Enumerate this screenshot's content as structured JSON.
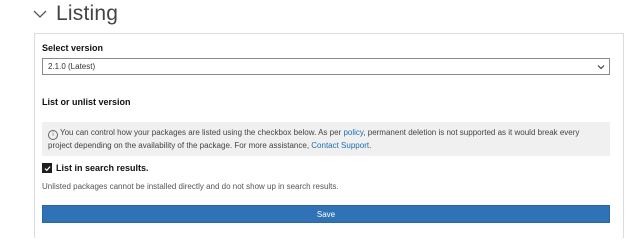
{
  "section": {
    "title": "Listing",
    "expand_icon": "chevron-down-icon"
  },
  "version": {
    "label": "Select version",
    "selected": "2.1.0 (Latest)",
    "caret_icon": "chevron-down-icon"
  },
  "listing": {
    "label": "List or unlist version",
    "info": {
      "icon": "info-icon",
      "text_before_policy": "You can control how your packages are listed using the checkbox below. As per ",
      "policy_link": "policy",
      "text_after_policy": ", permanent deletion is not supported as it would break every project depending on the availability of the package. For more assistance, ",
      "support_link": "Contact Support",
      "text_end": "."
    },
    "checkbox": {
      "checked": true,
      "label": "List in search results."
    },
    "note": "Unlisted packages cannot be installed directly and do not show up in search results."
  },
  "actions": {
    "save_label": "Save",
    "save_color": "#2f73b6"
  }
}
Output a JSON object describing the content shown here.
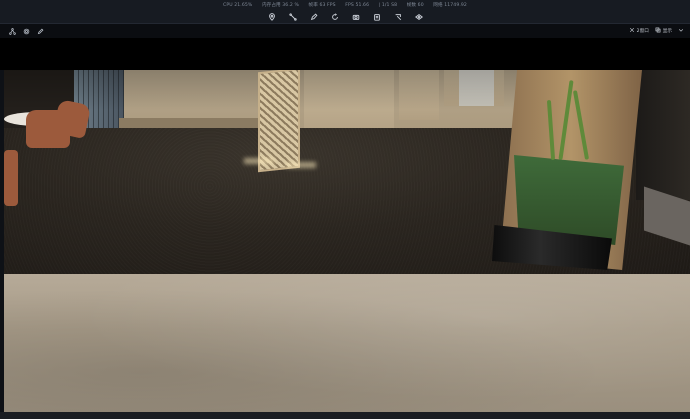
{
  "top_bar": {
    "stats": [
      "CPU 21.65%",
      "内存占用 36.2 %",
      "帧率 63 FPS",
      "FPS 51.66",
      "| 1/1 S8",
      "帧数 60",
      "网络 11749.92"
    ]
  },
  "toolbar": {
    "tools": [
      {
        "name": "location-pin-icon"
      },
      {
        "name": "measure-icon"
      },
      {
        "name": "draw-icon"
      },
      {
        "name": "rotate-icon"
      },
      {
        "name": "camera-icon"
      },
      {
        "name": "clipboard-icon"
      },
      {
        "name": "select-icon"
      },
      {
        "name": "view-icon"
      }
    ]
  },
  "sub_toolbar": {
    "left_icons": [
      {
        "name": "network-icon"
      },
      {
        "name": "settings-icon"
      },
      {
        "name": "edit-icon"
      }
    ],
    "right_buttons": [
      {
        "icon": "expand-icon",
        "label": "2窗口"
      },
      {
        "icon": "layers-icon",
        "label": "显示"
      },
      {
        "icon": "more-icon",
        "label": ""
      }
    ]
  },
  "colors": {
    "toolbar_bg": "#171b22",
    "scene_floor_dark": "#2a251f",
    "scene_floor_light": "#b6aa98"
  }
}
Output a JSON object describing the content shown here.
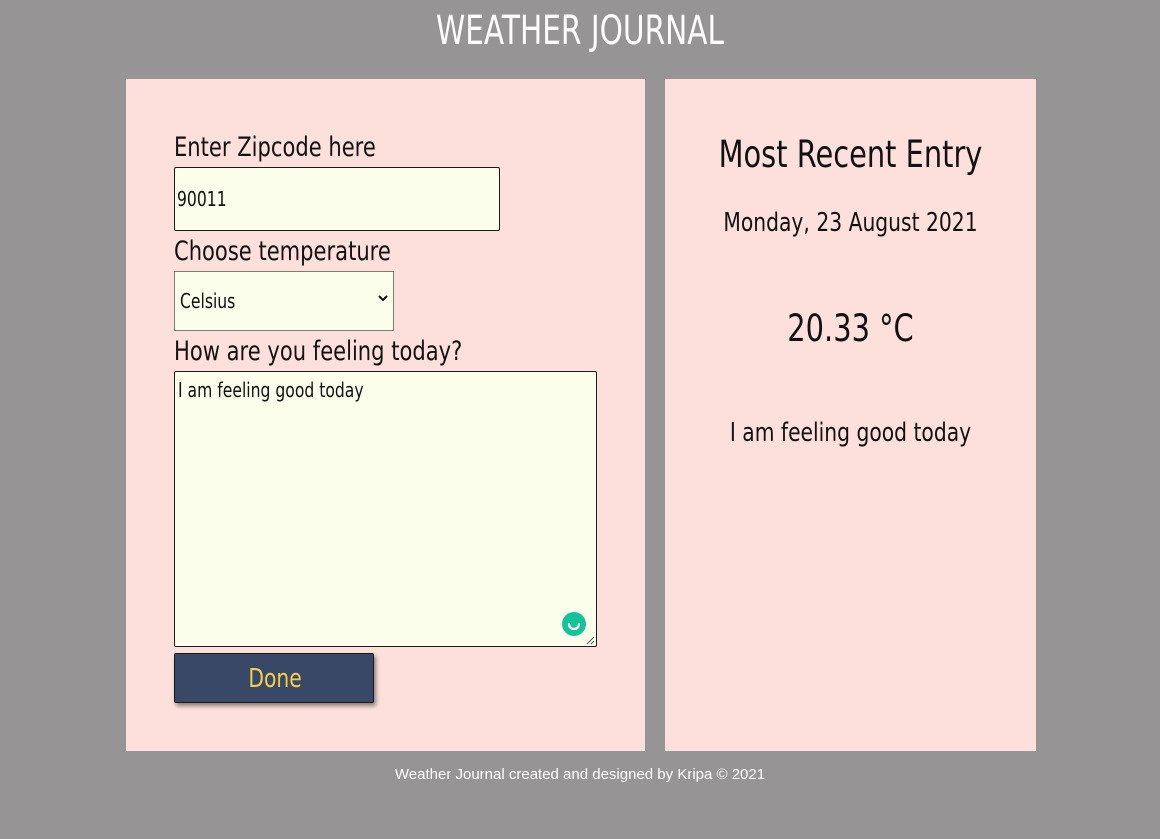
{
  "header": {
    "title": "WEATHER JOURNAL"
  },
  "form": {
    "zip_label": "Enter Zipcode here",
    "zip_value": "90011",
    "temp_label": "Choose temperature",
    "temp_selected": "Celsius",
    "feeling_label": "How are you feeling today?",
    "feeling_value": "I am feeling good today",
    "done_label": "Done"
  },
  "entry": {
    "title": "Most Recent Entry",
    "date": "Monday, 23 August 2021",
    "temperature": "20.33 °C",
    "feeling": "I am feeling good today"
  },
  "footer": {
    "text": "Weather Journal created and designed by Kripa © 2021"
  },
  "colors": {
    "background": "#979495",
    "panel": "#fde0db",
    "input_bg": "#fafeea",
    "button_bg": "#394867",
    "button_text": "#f2cf4a",
    "grammar_badge": "#15c39a"
  },
  "icons": {
    "select_arrow": "chevron-down-icon",
    "grammar_badge": "grammarly-icon",
    "resize": "resize-handle-icon"
  }
}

Your goal
Pictures stay out; repeat all the rest of the records exactly.

Written answer
Enumerate this screenshot's content as structured JSON.
{
  "section": {
    "title": "Listing",
    "expand_icon": "chevron-down-icon"
  },
  "version": {
    "label": "Select version",
    "selected": "2.1.0 (Latest)",
    "caret_icon": "chevron-down-icon"
  },
  "listing": {
    "label": "List or unlist version",
    "info": {
      "icon": "info-icon",
      "text_before_policy": "You can control how your packages are listed using the checkbox below. As per ",
      "policy_link": "policy",
      "text_after_policy": ", permanent deletion is not supported as it would break every project depending on the availability of the package. For more assistance, ",
      "support_link": "Contact Support",
      "text_end": "."
    },
    "checkbox": {
      "checked": true,
      "label": "List in search results."
    },
    "note": "Unlisted packages cannot be installed directly and do not show up in search results."
  },
  "actions": {
    "save_label": "Save",
    "save_color": "#2f73b6"
  }
}
Output a JSON object describing the content shown here.
{
  "top_bar": {
    "stats": [
      "CPU 21.65%",
      "内存占用 36.2 %",
      "帧率 63 FPS",
      "FPS 51.66",
      "| 1/1 S8",
      "帧数 60",
      "网络 11749.92"
    ]
  },
  "toolbar": {
    "tools": [
      {
        "name": "location-pin-icon"
      },
      {
        "name": "measure-icon"
      },
      {
        "name": "draw-icon"
      },
      {
        "name": "rotate-icon"
      },
      {
        "name": "camera-icon"
      },
      {
        "name": "clipboard-icon"
      },
      {
        "name": "select-icon"
      },
      {
        "name": "view-icon"
      }
    ]
  },
  "sub_toolbar": {
    "left_icons": [
      {
        "name": "network-icon"
      },
      {
        "name": "settings-icon"
      },
      {
        "name": "edit-icon"
      }
    ],
    "right_buttons": [
      {
        "icon": "expand-icon",
        "label": "2窗口"
      },
      {
        "icon": "layers-icon",
        "label": "显示"
      },
      {
        "icon": "more-icon",
        "label": ""
      }
    ]
  },
  "colors": {
    "toolbar_bg": "#171b22",
    "scene_floor_dark": "#2a251f",
    "scene_floor_light": "#b6aa98"
  }
}
Output a JSON object describing the content shown here.
{
  "header": {
    "title": "WEATHER JOURNAL"
  },
  "form": {
    "zip_label": "Enter Zipcode here",
    "zip_value": "90011",
    "temp_label": "Choose temperature",
    "temp_selected": "Celsius",
    "feeling_label": "How are you feeling today?",
    "feeling_value": "I am feeling good today",
    "done_label": "Done"
  },
  "entry": {
    "title": "Most Recent Entry",
    "date": "Monday, 23 August 2021",
    "temperature": "20.33 °C",
    "feeling": "I am feeling good today"
  },
  "footer": {
    "text": "Weather Journal created and designed by Kripa © 2021"
  },
  "colors": {
    "background": "#979495",
    "panel": "#fde0db",
    "input_bg": "#fafeea",
    "button_bg": "#394867",
    "button_text": "#f2cf4a",
    "grammar_badge": "#15c39a"
  },
  "icons": {
    "select_arrow": "chevron-down-icon",
    "grammar_badge": "grammarly-icon",
    "resize": "resize-handle-icon"
  }
}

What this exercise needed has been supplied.